**Problem description**
Only the number is wanted: how many lines contain "Cattle"?

**Excerpted records**
— BEGIN —

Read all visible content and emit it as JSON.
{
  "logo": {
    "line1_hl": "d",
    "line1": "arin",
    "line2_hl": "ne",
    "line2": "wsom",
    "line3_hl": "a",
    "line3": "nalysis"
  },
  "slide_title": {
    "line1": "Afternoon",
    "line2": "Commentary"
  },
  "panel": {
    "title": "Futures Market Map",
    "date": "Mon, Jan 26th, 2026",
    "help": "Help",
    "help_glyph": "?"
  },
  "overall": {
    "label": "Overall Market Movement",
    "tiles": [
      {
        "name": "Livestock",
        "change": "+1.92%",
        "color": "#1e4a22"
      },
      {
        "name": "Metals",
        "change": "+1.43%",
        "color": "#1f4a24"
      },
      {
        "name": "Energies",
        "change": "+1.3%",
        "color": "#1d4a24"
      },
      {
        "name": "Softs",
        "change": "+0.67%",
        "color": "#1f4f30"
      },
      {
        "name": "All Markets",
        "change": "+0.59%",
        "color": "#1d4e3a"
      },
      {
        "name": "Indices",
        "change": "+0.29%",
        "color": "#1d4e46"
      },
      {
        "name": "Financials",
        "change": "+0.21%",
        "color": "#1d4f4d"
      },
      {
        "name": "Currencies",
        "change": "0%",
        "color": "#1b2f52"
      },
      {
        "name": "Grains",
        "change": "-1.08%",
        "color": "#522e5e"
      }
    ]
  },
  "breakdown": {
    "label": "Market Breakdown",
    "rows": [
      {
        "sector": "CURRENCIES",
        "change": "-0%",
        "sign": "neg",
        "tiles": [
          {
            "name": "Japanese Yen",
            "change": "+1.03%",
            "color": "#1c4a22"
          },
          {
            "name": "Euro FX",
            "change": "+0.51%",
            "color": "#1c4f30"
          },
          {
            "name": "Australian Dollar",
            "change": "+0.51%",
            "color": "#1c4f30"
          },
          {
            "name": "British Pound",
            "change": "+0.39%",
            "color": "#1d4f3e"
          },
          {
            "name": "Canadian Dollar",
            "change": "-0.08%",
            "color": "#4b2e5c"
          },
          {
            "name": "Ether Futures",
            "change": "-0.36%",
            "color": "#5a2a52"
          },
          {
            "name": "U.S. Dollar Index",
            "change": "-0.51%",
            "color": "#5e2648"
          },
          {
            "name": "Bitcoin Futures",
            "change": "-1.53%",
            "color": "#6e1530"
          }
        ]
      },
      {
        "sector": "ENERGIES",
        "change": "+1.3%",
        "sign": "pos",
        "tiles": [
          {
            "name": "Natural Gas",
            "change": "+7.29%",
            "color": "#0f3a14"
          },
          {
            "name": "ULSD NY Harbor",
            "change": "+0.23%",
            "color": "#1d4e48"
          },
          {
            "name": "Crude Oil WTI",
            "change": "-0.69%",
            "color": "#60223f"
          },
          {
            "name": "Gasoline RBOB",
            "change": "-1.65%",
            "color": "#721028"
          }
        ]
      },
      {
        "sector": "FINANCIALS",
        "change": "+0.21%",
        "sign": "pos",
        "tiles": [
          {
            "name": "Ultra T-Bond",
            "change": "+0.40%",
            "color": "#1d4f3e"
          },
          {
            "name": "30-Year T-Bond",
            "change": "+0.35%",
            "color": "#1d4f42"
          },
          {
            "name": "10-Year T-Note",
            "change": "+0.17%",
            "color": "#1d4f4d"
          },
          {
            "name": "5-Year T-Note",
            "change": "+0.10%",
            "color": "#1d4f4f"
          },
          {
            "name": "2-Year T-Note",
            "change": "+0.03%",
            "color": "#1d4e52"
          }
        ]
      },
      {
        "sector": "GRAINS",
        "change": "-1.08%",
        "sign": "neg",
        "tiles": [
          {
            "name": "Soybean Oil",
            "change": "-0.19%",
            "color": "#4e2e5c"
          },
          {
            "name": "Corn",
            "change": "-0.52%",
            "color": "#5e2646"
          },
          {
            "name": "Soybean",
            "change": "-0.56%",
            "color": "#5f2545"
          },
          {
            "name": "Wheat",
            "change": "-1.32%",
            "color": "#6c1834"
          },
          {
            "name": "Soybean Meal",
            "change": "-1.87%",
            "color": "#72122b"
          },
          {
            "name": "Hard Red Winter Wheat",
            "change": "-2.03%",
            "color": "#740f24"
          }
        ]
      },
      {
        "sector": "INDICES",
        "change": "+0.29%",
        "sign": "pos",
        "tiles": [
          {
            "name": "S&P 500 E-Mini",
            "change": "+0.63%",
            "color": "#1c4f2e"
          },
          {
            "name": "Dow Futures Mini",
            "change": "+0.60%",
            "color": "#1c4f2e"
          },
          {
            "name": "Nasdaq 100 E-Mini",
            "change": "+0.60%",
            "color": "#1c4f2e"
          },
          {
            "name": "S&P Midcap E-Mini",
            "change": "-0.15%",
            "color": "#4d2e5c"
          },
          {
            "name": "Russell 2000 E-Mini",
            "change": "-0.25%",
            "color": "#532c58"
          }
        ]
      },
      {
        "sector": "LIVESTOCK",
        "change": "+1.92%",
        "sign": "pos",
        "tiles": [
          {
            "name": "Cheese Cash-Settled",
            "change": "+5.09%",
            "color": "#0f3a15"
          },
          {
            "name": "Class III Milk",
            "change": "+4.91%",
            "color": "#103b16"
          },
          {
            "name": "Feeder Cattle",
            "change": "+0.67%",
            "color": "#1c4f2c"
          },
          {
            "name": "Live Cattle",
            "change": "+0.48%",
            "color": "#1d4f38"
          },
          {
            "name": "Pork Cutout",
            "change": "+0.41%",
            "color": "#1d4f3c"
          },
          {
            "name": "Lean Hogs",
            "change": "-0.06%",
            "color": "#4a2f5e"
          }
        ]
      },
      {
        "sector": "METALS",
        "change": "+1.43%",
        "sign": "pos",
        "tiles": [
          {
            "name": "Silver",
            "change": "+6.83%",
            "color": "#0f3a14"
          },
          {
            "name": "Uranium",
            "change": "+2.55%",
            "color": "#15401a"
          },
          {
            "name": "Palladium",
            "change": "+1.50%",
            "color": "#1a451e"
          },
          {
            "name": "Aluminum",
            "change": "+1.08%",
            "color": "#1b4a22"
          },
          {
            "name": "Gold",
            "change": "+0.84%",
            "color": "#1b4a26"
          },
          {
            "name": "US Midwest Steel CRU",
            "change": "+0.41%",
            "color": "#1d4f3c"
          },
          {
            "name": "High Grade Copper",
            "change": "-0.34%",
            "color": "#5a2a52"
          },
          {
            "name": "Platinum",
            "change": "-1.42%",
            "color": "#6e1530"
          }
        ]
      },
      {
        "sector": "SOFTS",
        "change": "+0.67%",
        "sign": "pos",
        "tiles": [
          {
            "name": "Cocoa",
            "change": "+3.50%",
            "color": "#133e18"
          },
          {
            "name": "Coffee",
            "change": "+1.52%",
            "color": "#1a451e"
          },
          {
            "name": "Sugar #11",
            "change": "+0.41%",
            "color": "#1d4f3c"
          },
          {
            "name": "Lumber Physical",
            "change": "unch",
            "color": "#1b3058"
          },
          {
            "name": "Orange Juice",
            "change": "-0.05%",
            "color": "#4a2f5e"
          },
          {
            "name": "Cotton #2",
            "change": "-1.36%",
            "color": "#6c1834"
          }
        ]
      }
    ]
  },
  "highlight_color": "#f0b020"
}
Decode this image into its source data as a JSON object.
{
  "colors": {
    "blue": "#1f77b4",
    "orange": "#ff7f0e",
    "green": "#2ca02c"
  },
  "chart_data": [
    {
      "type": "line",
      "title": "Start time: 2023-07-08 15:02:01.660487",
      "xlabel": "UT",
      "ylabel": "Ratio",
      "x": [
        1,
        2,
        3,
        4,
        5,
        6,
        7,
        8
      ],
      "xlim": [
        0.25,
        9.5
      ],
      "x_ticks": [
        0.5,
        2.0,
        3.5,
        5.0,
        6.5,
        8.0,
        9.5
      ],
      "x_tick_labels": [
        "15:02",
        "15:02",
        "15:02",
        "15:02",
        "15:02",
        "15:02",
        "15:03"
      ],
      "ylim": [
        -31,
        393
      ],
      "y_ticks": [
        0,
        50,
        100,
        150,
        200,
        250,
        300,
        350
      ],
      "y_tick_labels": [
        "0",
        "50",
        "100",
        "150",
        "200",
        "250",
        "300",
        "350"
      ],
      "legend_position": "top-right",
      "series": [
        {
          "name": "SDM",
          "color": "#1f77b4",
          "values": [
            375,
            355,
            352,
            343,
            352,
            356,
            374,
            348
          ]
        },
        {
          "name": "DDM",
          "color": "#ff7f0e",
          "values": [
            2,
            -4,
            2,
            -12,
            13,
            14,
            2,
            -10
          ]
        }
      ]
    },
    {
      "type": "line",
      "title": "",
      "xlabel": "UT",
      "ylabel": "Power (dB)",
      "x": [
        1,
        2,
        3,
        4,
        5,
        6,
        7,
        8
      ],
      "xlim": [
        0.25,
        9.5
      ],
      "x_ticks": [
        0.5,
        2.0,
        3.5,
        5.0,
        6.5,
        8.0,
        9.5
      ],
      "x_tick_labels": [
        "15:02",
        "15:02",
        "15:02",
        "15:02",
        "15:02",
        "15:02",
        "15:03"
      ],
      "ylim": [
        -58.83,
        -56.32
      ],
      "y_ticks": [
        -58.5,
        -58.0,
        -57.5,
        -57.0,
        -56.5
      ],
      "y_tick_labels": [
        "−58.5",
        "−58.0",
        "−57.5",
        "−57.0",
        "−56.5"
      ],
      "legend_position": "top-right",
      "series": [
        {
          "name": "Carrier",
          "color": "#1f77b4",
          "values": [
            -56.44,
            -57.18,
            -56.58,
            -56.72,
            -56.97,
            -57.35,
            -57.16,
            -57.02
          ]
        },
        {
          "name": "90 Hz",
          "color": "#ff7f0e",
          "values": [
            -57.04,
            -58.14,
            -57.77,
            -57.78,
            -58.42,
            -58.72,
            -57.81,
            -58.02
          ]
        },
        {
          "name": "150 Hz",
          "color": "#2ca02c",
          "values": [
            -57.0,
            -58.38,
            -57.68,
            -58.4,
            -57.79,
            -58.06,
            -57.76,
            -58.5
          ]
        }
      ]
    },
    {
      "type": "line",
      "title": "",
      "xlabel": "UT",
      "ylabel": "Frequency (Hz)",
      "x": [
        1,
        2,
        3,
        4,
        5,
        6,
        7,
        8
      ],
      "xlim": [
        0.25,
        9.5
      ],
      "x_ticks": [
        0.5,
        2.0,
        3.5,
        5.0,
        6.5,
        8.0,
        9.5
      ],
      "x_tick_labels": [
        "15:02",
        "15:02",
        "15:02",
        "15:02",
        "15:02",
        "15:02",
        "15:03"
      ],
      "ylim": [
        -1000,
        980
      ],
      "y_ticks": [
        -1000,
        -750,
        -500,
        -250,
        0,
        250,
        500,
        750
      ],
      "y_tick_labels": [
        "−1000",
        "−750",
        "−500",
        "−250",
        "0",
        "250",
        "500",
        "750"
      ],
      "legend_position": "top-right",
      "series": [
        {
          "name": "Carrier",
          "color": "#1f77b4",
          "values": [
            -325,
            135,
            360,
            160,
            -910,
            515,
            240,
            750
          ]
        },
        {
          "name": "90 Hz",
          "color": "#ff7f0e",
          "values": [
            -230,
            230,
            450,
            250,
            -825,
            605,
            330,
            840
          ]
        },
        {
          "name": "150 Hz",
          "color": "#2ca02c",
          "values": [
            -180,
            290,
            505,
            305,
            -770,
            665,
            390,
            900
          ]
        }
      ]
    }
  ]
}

— END —

**Task result**
2